Extracted records
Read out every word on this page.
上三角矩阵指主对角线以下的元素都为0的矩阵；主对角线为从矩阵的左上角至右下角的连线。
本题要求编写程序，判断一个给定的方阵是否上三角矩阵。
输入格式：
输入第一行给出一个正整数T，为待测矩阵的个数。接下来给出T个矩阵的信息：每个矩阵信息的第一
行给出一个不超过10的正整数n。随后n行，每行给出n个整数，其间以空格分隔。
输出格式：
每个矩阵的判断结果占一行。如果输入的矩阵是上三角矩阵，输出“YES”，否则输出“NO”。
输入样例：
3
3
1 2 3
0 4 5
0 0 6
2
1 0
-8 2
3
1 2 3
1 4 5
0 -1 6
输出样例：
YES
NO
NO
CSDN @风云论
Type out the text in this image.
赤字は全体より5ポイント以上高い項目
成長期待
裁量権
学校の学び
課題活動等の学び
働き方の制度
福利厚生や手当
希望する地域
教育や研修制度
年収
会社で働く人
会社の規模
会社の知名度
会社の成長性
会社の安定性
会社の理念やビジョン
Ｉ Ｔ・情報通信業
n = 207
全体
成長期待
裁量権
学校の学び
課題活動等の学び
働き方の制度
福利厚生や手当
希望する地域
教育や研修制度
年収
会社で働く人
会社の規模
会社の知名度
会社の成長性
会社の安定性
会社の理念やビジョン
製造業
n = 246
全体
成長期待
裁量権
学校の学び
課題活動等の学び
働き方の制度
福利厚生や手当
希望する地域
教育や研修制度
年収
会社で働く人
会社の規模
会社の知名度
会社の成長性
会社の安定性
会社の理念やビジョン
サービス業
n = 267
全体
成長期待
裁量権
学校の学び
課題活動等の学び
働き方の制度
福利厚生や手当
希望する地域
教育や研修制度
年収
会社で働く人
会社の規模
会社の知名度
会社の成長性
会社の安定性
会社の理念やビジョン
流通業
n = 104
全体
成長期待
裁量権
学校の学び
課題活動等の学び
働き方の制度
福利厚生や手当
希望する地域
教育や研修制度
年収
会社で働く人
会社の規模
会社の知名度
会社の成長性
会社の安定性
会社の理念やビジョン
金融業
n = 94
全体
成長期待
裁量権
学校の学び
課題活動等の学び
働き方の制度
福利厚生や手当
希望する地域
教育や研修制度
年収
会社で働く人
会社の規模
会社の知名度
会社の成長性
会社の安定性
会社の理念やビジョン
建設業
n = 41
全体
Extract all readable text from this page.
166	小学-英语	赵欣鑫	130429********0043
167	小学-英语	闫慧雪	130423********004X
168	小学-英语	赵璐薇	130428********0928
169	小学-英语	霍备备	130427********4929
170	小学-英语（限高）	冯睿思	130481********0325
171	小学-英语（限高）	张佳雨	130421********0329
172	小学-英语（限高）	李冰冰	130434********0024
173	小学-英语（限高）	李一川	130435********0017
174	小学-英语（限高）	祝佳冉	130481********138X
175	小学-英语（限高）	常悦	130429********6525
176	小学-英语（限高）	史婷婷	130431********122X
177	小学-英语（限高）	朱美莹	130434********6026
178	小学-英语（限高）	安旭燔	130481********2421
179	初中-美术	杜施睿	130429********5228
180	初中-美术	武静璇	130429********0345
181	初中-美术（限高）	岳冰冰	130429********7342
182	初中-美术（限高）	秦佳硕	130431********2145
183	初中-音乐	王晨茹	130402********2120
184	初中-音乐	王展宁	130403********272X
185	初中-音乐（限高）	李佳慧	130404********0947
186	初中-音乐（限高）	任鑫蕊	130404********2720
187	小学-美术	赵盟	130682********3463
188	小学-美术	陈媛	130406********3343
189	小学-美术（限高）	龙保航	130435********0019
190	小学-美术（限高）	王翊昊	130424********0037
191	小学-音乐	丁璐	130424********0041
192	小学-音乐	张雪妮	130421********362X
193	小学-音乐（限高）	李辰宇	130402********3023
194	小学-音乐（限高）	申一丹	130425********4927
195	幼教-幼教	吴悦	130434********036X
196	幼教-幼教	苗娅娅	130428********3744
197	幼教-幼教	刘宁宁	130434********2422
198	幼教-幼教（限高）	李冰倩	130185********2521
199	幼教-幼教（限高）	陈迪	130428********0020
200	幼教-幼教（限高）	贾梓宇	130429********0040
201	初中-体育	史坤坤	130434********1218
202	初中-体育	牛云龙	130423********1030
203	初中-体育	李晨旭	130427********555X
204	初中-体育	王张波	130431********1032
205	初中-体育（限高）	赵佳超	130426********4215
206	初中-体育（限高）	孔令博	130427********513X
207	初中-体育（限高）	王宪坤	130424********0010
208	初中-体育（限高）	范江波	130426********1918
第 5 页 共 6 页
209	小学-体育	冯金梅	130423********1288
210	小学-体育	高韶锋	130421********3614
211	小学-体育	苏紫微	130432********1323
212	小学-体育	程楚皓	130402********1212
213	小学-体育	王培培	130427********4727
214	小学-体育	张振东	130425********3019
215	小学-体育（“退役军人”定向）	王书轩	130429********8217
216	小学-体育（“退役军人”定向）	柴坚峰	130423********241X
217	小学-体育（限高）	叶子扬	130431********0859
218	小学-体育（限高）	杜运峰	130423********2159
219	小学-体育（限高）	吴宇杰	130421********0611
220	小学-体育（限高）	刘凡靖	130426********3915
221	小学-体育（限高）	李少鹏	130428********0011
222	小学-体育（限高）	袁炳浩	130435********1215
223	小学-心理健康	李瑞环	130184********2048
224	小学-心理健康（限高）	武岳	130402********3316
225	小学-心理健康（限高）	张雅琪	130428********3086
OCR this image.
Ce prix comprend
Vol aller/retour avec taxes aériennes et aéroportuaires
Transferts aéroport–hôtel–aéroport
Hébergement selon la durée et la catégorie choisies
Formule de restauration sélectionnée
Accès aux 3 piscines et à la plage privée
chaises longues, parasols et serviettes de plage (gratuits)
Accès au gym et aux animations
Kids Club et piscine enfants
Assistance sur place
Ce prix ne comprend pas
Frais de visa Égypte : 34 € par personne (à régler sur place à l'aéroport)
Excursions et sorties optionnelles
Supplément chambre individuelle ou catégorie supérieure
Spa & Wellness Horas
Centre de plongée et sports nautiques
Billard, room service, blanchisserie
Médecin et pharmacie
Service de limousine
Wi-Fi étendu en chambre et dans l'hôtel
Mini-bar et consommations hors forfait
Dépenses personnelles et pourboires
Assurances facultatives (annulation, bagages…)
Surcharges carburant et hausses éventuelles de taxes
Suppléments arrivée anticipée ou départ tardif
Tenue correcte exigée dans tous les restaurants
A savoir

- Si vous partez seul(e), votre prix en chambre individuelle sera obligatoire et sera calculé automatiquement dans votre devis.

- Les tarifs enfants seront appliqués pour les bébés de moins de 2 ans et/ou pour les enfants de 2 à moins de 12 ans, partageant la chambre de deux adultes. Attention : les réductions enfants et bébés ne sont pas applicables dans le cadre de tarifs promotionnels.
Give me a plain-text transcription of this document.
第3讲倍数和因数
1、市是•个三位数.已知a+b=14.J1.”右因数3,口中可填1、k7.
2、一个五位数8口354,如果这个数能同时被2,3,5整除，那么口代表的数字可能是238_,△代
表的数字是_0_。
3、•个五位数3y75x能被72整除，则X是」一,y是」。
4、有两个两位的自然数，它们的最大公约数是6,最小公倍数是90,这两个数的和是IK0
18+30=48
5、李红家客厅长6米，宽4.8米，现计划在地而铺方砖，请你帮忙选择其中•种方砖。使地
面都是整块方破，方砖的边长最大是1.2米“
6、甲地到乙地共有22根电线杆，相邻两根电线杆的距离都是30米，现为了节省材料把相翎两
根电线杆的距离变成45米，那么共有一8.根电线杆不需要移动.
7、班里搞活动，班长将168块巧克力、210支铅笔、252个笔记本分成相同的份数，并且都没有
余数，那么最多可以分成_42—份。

● **DO THIS**
Repeat the records exactly, including every line.

● **THE RESULT**
Read out every word on this page.
上三角矩阵指主对角线以下的元素都为0的矩阵；主对角线为从矩阵的左上角至右下角的连线。
本题要求编写程序，判断一个给定的方阵是否上三角矩阵。
输入格式：
输入第一行给出一个正整数T，为待测矩阵的个数。接下来给出T个矩阵的信息：每个矩阵信息的第一
行给出一个不超过10的正整数n。随后n行，每行给出n个整数，其间以空格分隔。
输出格式：
每个矩阵的判断结果占一行。如果输入的矩阵是上三角矩阵，输出“YES”，否则输出“NO”。
输入样例：
3
3
1 2 3
0 4 5
0 0 6
2
1 0
-8 2
3
1 2 3
1 4 5
0 -1 6
输出样例：
YES
NO
NO
CSDN @风云论
Type out the text in this image.
赤字は全体より5ポイント以上高い項目
成長期待
裁量権
学校の学び
課題活動等の学び
働き方の制度
福利厚生や手当
希望する地域
教育や研修制度
年収
会社で働く人
会社の規模
会社の知名度
会社の成長性
会社の安定性
会社の理念やビジョン
Ｉ Ｔ・情報通信業
n = 207
全体
成長期待
裁量権
学校の学び
課題活動等の学び
働き方の制度
福利厚生や手当
希望する地域
教育や研修制度
年収
会社で働く人
会社の規模
会社の知名度
会社の成長性
会社の安定性
会社の理念やビジョン
製造業
n = 246
全体
成長期待
裁量権
学校の学び
課題活動等の学び
働き方の制度
福利厚生や手当
希望する地域
教育や研修制度
年収
会社で働く人
会社の規模
会社の知名度
会社の成長性
会社の安定性
会社の理念やビジョン
サービス業
n = 267
全体
成長期待
裁量権
学校の学び
課題活動等の学び
働き方の制度
福利厚生や手当
希望する地域
教育や研修制度
年収
会社で働く人
会社の規模
会社の知名度
会社の成長性
会社の安定性
会社の理念やビジョン
流通業
n = 104
全体
成長期待
裁量権
学校の学び
課題活動等の学び
働き方の制度
福利厚生や手当
希望する地域
教育や研修制度
年収
会社で働く人
会社の規模
会社の知名度
会社の成長性
会社の安定性
会社の理念やビジョン
金融業
n = 94
全体
成長期待
裁量権
学校の学び
課題活動等の学び
働き方の制度
福利厚生や手当
希望する地域
教育や研修制度
年収
会社で働く人
会社の規模
会社の知名度
会社の成長性
会社の安定性
会社の理念やビジョン
建設業
n = 41
全体
Extract all readable text from this page.
166	小学-英语	赵欣鑫	130429********0043
167	小学-英语	闫慧雪	130423********004X
168	小学-英语	赵璐薇	130428********0928
169	小学-英语	霍备备	130427********4929
170	小学-英语（限高）	冯睿思	130481********0325
171	小学-英语（限高）	张佳雨	130421********0329
172	小学-英语（限高）	李冰冰	130434********0024
173	小学-英语（限高）	李一川	130435********0017
174	小学-英语（限高）	祝佳冉	130481********138X
175	小学-英语（限高）	常悦	130429********6525
176	小学-英语（限高）	史婷婷	130431********122X
177	小学-英语（限高）	朱美莹	130434********6026
178	小学-英语（限高）	安旭燔	130481********2421
179	初中-美术	杜施睿	130429********5228
180	初中-美术	武静璇	130429********0345
181	初中-美术（限高）	岳冰冰	130429********7342
182	初中-美术（限高）	秦佳硕	130431********2145
183	初中-音乐	王晨茹	130402********2120
184	初中-音乐	王展宁	130403********272X
185	初中-音乐（限高）	李佳慧	130404********0947
186	初中-音乐（限高）	任鑫蕊	130404********2720
187	小学-美术	赵盟	130682********3463
188	小学-美术	陈媛	130406********3343
189	小学-美术（限高）	龙保航	130435********0019
190	小学-美术（限高）	王翊昊	130424********0037
191	小学-音乐	丁璐	130424********0041
192	小学-音乐	张雪妮	130421********362X
193	小学-音乐（限高）	李辰宇	130402********3023
194	小学-音乐（限高）	申一丹	130425********4927
195	幼教-幼教	吴悦	130434********036X
196	幼教-幼教	苗娅娅	130428********3744
197	幼教-幼教	刘宁宁	130434********2422
198	幼教-幼教（限高）	李冰倩	130185********2521
199	幼教-幼教（限高）	陈迪	130428********0020
200	幼教-幼教（限高）	贾梓宇	130429********0040
201	初中-体育	史坤坤	130434********1218
202	初中-体育	牛云龙	130423********1030
203	初中-体育	李晨旭	130427********555X
204	初中-体育	王张波	130431********1032
205	初中-体育（限高）	赵佳超	130426********4215
206	初中-体育（限高）	孔令博	130427********513X
207	初中-体育（限高）	王宪坤	130424********0010
208	初中-体育（限高）	范江波	130426********1918
第 5 页 共 6 页
209	小学-体育	冯金梅	130423********1288
210	小学-体育	高韶锋	130421********3614
211	小学-体育	苏紫微	130432********1323
212	小学-体育	程楚皓	130402********1212
213	小学-体育	王培培	130427********4727
214	小学-体育	张振东	130425********3019
215	小学-体育（“退役军人”定向）	王书轩	130429********8217
216	小学-体育（“退役军人”定向）	柴坚峰	130423********241X
217	小学-体育（限高）	叶子扬	130431********0859
218	小学-体育（限高）	杜运峰	130423********2159
219	小学-体育（限高）	吴宇杰	130421********0611
220	小学-体育（限高）	刘凡靖	130426********3915
221	小学-体育（限高）	李少鹏	130428********0011
222	小学-体育（限高）	袁炳浩	130435********1215
223	小学-心理健康	李瑞环	130184********2048
224	小学-心理健康（限高）	武岳	130402********3316
225	小学-心理健康（限高）	张雅琪	130428********3086
OCR this image.
Ce prix comprend
Vol aller/retour avec taxes aériennes et aéroportuaires
Transferts aéroport–hôtel–aéroport
Hébergement selon la durée et la catégorie choisies
Formule de restauration sélectionnée
Accès aux 3 piscines et à la plage privée
chaises longues, parasols et serviettes de plage (gratuits)
Accès au gym et aux animations
Kids Club et piscine enfants
Assistance sur place
Ce prix ne comprend pas
Frais de visa Égypte : 34 € par personne (à régler sur place à l'aéroport)
Excursions et sorties optionnelles
Supplément chambre individuelle ou catégorie supérieure
Spa & Wellness Horas
Centre de plongée et sports nautiques
Billard, room service, blanchisserie
Médecin et pharmacie
Service de limousine
Wi-Fi étendu en chambre et dans l'hôtel
Mini-bar et consommations hors forfait
Dépenses personnelles et pourboires
Assurances facultatives (annulation, bagages…)
Surcharges carburant et hausses éventuelles de taxes
Suppléments arrivée anticipée ou départ tardif
Tenue correcte exigée dans tous les restaurants
A savoir

- Si vous partez seul(e), votre prix en chambre individuelle sera obligatoire et sera calculé automatiquement dans votre devis.

- Les tarifs enfants seront appliqués pour les bébés de moins de 2 ans et/ou pour les enfants de 2 à moins de 12 ans, partageant la chambre de deux adultes. Attention : les réductions enfants et bébés ne sont pas applicables dans le cadre de tarifs promotionnels.
Give me a plain-text transcription of this document.
第3讲倍数和因数
1、市是•个三位数.已知a+b=14.J1.”右因数3,口中可填1、k7.
2、一个五位数8口354,如果这个数能同时被2,3,5整除，那么口代表的数字可能是238_,△代
表的数字是_0_。
3、•个五位数3y75x能被72整除，则X是」一,y是」。
4、有两个两位的自然数，它们的最大公约数是6,最小公倍数是90,这两个数的和是IK0
18+30=48
5、李红家客厅长6米，宽4.8米，现计划在地而铺方砖，请你帮忙选择其中•种方砖。使地
面都是整块方破，方砖的边长最大是1.2米“
6、甲地到乙地共有22根电线杆，相邻两根电线杆的距离都是30米，现为了节省材料把相翎两
根电线杆的距离变成45米，那么共有一8.根电线杆不需要移动.
7、班里搞活动，班长将168块巧克力、210支铅笔、252个笔记本分成相同的份数，并且都没有
余数，那么最多可以分成_42—份。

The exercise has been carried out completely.